━━ Exercise input
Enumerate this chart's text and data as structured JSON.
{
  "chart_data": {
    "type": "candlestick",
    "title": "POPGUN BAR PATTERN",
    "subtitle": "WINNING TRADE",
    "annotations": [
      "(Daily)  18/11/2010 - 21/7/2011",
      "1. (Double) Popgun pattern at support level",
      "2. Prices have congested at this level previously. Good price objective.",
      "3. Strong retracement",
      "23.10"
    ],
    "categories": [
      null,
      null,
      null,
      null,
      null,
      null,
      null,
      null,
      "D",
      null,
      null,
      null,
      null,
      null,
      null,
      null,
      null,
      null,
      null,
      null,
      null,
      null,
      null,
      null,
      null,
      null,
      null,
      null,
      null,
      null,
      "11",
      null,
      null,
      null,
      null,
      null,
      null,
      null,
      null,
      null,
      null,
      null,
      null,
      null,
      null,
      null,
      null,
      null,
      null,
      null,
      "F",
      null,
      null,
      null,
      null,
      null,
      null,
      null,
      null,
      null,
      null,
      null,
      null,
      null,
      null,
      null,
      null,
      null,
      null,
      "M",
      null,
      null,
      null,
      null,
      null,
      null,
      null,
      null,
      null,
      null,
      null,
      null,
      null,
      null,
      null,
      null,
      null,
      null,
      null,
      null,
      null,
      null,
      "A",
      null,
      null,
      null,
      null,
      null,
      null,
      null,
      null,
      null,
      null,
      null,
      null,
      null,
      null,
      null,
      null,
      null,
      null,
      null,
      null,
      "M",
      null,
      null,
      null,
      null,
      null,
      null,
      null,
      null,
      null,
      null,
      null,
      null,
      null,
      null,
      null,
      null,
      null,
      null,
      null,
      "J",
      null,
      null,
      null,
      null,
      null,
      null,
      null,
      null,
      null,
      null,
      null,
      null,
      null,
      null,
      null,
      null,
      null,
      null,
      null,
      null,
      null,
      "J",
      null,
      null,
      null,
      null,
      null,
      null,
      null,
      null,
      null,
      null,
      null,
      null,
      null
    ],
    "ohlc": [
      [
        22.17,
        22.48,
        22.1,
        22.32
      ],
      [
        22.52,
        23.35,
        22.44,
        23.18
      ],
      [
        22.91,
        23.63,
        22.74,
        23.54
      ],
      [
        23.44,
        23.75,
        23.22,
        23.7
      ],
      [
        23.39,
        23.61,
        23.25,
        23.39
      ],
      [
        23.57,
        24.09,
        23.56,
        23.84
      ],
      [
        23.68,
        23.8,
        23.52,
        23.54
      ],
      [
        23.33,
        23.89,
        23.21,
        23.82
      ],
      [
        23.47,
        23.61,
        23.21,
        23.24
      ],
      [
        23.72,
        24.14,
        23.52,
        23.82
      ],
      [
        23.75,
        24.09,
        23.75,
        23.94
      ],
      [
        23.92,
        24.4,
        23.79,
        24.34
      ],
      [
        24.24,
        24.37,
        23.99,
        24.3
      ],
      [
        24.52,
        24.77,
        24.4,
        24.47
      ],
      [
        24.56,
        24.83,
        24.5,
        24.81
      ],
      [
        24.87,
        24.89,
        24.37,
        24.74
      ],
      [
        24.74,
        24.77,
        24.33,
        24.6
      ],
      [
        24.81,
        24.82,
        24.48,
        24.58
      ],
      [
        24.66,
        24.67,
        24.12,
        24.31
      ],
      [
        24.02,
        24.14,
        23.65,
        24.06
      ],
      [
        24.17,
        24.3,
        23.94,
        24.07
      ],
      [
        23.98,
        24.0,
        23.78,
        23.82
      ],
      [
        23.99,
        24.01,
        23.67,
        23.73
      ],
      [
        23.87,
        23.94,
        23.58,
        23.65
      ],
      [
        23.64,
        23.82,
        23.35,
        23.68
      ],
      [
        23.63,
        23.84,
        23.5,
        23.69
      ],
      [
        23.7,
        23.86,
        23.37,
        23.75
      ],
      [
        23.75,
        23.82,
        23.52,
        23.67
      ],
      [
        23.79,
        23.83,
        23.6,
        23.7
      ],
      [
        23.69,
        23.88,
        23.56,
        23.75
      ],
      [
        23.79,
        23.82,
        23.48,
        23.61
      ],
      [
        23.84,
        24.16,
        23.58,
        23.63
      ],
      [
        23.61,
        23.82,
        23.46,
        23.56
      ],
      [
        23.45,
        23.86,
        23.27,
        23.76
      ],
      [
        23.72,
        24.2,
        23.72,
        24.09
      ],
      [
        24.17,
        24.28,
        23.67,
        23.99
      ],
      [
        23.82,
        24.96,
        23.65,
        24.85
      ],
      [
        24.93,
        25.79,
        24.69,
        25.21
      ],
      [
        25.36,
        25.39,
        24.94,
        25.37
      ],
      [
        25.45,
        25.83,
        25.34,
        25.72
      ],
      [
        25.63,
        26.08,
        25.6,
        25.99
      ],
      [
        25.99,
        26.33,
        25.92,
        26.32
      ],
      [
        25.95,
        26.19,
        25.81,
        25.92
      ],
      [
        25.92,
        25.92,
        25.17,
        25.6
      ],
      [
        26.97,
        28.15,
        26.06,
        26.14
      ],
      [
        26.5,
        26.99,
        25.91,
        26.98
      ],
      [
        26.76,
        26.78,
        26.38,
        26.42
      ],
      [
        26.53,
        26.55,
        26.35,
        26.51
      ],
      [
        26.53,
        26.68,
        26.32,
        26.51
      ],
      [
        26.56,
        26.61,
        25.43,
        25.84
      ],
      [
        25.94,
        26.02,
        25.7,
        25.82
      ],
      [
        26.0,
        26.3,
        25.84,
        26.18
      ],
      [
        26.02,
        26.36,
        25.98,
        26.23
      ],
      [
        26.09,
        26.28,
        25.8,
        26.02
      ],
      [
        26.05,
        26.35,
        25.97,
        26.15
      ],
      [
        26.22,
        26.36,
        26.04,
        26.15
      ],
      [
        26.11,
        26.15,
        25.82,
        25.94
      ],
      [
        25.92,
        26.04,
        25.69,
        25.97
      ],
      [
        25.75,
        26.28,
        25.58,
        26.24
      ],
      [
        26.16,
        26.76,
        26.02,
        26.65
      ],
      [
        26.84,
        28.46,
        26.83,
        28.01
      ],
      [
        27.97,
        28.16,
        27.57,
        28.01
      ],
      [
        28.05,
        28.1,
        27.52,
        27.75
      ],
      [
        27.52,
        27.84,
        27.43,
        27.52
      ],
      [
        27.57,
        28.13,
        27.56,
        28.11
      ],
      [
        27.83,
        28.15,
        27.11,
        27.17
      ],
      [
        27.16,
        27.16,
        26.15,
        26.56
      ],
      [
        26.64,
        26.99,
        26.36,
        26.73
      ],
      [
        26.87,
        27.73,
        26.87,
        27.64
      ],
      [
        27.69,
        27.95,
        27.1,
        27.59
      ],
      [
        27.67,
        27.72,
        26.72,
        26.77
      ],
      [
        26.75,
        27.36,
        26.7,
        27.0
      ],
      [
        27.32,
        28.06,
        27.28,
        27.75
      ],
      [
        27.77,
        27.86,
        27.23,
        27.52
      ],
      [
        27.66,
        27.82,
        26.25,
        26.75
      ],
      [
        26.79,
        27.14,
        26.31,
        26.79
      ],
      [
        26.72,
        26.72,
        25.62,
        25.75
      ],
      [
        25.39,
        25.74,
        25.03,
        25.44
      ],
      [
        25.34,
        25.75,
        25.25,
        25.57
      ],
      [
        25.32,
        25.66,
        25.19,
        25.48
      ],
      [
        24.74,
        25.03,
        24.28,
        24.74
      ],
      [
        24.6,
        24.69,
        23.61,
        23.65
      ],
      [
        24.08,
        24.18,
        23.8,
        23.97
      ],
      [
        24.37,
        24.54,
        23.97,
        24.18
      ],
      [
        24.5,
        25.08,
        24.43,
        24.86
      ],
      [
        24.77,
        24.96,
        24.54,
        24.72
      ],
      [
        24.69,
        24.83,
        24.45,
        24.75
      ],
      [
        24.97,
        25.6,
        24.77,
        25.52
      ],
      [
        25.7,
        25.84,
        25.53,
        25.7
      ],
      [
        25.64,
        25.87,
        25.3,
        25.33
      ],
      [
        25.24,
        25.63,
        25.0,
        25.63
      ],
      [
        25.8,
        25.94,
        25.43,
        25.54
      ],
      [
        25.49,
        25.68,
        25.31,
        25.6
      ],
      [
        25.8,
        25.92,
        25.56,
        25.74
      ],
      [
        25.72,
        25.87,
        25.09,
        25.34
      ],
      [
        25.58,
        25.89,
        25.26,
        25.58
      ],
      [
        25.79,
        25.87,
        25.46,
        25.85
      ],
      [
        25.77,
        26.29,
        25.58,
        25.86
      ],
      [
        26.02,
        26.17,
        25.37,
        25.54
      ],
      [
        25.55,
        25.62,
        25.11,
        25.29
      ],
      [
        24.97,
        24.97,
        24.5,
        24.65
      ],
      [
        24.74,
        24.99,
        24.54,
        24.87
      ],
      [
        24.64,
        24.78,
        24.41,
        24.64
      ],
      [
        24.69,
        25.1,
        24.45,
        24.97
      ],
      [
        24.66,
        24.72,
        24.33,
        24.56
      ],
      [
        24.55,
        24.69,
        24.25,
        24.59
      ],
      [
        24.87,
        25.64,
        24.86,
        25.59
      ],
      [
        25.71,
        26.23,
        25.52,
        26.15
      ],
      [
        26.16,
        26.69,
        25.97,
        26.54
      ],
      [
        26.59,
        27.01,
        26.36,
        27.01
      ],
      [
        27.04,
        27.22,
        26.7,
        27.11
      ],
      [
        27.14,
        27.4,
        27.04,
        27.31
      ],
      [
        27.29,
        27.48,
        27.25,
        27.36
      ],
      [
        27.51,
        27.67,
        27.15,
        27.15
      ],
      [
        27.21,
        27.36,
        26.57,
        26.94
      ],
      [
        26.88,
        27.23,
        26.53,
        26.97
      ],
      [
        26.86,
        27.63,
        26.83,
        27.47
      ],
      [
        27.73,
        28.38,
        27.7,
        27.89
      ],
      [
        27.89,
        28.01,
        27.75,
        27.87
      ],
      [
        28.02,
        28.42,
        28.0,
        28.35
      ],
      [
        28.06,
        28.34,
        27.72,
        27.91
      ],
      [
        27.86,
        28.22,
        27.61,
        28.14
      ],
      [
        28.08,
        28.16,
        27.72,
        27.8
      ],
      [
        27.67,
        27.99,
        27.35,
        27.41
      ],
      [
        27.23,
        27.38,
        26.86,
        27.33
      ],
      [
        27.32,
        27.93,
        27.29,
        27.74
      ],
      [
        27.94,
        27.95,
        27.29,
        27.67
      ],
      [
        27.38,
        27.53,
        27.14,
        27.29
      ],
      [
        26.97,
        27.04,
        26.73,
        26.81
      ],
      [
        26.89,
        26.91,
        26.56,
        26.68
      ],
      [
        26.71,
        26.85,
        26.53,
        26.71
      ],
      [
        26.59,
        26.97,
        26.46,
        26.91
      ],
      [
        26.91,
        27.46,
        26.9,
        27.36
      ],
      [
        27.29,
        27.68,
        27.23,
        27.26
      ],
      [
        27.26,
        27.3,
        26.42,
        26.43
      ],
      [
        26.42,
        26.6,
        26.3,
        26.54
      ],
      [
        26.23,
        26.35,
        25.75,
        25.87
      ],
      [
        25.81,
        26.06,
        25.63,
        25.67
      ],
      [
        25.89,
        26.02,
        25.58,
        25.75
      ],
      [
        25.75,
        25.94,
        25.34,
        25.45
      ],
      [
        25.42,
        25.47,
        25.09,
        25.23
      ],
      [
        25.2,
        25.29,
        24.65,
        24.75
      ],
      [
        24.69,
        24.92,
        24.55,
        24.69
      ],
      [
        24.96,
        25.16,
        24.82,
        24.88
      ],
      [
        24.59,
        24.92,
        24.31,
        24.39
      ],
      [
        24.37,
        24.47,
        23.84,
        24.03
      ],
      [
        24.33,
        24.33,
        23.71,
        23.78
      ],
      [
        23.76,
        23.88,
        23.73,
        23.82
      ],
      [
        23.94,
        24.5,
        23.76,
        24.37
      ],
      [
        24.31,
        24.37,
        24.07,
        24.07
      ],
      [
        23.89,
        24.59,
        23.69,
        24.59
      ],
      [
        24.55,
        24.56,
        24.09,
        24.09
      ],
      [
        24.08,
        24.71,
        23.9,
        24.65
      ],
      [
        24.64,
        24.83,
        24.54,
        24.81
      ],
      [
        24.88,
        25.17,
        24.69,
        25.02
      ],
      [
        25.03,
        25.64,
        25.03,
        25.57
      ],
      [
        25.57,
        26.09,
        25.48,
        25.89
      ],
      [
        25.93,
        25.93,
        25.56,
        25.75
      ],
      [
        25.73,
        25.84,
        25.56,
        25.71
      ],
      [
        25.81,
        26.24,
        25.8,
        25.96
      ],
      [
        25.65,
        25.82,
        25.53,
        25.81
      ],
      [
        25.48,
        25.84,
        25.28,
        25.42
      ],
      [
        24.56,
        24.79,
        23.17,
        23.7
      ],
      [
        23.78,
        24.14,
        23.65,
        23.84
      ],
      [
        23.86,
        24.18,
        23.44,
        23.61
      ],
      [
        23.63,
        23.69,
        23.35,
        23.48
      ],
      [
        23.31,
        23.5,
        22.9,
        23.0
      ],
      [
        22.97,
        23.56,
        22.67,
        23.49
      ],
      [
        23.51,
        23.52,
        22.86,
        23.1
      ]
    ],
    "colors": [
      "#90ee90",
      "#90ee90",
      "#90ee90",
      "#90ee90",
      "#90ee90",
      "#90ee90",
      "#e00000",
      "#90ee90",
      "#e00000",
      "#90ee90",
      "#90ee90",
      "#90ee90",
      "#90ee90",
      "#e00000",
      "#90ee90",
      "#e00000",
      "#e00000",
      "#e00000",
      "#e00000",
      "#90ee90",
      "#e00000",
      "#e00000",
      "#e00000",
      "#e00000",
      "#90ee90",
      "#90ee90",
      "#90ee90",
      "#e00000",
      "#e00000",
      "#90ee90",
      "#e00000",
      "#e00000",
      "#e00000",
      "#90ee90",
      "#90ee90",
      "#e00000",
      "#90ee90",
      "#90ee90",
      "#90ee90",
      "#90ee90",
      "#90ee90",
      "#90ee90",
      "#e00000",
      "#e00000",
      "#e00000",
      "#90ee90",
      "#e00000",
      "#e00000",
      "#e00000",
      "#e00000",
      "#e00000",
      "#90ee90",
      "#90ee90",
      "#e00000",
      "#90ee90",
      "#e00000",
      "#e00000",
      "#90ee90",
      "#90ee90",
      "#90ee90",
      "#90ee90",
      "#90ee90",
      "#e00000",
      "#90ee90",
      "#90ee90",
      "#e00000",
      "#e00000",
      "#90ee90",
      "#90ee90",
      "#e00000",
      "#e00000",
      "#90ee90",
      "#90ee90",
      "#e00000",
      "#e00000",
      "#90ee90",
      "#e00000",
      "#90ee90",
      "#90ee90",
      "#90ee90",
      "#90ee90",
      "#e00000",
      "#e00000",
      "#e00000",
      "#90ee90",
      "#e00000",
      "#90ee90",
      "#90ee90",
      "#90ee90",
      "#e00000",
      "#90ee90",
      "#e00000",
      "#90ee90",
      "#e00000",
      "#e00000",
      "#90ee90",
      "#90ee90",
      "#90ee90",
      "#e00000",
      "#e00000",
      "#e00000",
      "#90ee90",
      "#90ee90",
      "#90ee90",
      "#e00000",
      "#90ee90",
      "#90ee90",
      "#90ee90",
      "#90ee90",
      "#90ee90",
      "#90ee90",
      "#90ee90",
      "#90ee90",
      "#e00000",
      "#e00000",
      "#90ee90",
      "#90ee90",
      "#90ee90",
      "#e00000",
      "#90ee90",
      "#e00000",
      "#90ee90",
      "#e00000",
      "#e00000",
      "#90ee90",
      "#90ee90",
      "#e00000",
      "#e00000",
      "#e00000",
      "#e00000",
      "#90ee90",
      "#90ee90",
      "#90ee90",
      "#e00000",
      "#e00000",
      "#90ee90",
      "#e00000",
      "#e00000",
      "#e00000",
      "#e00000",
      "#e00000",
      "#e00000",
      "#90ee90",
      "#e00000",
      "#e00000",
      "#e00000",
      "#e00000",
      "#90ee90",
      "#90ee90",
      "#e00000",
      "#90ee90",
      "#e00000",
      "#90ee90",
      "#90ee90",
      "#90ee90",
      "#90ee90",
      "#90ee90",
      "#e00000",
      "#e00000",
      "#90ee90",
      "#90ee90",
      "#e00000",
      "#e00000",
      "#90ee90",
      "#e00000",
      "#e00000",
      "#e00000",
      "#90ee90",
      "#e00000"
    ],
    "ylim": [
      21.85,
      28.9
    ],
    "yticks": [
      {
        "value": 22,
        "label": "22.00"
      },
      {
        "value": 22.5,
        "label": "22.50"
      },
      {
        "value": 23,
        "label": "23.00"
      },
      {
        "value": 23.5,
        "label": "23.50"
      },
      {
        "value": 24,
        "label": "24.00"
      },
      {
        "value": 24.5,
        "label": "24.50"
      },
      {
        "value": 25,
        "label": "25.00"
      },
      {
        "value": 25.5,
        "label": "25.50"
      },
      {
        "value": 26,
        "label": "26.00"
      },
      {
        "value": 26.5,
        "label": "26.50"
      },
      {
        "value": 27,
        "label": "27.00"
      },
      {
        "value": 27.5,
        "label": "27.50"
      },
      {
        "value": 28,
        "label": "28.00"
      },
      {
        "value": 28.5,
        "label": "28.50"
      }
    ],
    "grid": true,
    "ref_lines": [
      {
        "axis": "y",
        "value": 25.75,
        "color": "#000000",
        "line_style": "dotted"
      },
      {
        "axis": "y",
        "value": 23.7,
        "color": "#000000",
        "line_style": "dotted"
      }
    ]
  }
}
━━━━
Given instruction
Of all the lines in the material above, how many contain the word "level"? Give only the count.

Correct result
2